Challenge - Of the lines below, count those containing the word "this". Reply with the number alone.

Dataset entries on figures:
/---

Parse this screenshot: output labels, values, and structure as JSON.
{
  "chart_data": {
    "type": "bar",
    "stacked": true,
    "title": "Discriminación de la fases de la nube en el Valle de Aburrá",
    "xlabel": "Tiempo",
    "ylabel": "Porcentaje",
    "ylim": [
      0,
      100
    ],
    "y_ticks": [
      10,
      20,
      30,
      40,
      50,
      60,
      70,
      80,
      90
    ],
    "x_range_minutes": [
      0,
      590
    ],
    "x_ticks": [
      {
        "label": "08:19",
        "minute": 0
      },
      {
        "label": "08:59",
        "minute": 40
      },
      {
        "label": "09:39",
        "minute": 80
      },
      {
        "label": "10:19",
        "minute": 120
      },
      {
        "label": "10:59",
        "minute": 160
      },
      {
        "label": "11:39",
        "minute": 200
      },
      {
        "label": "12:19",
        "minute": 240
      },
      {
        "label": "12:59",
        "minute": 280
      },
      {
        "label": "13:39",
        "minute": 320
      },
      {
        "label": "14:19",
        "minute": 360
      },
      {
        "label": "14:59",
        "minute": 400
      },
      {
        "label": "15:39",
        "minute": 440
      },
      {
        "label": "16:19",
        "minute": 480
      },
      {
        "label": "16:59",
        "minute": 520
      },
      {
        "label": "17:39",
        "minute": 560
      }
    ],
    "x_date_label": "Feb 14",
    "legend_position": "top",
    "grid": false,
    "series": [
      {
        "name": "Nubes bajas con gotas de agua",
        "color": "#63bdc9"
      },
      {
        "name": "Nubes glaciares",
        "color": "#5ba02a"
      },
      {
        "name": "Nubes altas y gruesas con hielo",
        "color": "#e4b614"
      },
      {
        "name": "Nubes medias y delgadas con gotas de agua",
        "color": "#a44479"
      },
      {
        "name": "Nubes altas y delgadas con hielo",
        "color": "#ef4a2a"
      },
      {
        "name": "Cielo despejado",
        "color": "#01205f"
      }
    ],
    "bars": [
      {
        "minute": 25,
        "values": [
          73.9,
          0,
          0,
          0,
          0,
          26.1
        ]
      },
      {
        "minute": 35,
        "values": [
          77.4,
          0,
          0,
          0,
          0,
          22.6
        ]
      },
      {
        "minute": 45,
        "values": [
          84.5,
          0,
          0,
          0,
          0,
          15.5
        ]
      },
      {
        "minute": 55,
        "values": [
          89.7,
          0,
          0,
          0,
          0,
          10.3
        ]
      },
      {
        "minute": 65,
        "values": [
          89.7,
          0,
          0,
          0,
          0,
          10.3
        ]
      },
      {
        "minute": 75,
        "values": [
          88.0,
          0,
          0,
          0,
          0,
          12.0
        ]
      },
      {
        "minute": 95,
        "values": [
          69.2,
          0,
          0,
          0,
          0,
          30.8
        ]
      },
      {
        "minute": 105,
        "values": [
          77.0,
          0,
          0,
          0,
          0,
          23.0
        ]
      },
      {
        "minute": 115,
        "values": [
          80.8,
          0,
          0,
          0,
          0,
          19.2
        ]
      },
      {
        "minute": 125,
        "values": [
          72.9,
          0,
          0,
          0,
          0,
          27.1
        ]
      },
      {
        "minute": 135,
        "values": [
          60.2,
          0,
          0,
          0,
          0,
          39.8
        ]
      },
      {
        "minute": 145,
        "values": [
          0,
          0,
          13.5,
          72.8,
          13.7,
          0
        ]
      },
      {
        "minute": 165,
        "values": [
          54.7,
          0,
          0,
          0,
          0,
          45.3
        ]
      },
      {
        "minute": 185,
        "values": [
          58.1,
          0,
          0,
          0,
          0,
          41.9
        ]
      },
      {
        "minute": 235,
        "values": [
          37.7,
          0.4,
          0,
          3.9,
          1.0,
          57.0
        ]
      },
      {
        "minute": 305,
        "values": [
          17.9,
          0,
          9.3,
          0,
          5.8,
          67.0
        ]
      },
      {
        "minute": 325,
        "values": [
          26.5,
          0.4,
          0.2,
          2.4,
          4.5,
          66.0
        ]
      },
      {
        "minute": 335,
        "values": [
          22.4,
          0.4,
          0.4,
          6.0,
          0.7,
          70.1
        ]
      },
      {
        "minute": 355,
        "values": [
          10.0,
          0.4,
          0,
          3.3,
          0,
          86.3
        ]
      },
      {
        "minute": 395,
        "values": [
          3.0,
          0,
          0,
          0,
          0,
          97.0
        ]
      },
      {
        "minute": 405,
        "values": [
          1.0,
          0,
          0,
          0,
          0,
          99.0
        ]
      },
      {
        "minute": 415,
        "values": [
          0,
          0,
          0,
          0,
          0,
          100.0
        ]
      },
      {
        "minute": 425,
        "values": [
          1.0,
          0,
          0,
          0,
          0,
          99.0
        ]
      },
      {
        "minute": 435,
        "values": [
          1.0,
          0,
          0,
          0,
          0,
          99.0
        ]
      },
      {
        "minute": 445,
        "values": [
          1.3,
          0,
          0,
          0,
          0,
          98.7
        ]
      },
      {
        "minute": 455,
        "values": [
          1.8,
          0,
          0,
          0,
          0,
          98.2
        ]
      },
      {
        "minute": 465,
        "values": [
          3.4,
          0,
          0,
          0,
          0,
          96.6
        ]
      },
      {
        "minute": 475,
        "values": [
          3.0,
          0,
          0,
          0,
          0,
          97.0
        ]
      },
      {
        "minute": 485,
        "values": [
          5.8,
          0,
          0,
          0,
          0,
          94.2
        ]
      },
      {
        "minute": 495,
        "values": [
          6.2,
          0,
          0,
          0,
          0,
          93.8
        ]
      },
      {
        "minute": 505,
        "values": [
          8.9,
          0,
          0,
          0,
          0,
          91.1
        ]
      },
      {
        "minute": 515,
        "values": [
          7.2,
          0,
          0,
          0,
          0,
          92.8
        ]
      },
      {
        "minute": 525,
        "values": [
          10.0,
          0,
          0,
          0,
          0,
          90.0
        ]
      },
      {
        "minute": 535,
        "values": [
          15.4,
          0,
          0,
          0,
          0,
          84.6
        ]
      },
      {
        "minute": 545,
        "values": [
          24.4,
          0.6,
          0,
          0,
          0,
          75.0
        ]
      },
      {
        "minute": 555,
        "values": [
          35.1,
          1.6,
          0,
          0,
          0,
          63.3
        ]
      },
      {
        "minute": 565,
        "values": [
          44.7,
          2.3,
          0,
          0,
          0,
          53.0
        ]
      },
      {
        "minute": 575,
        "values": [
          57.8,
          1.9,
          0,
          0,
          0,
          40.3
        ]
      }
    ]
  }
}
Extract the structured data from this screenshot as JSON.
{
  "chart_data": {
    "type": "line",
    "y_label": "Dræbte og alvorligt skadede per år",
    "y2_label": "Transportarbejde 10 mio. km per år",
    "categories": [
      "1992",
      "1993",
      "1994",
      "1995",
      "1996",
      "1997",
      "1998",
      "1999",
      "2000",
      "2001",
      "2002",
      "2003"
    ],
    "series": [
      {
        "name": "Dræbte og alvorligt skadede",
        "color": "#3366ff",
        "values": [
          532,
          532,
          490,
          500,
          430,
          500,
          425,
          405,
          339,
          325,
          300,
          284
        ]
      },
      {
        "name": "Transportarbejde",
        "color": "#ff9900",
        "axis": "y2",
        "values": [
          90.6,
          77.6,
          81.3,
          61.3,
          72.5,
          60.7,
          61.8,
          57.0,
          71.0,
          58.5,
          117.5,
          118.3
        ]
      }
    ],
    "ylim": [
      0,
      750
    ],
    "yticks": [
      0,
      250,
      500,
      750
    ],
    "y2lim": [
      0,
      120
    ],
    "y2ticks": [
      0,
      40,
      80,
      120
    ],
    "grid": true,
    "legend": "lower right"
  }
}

\---

The solution - 2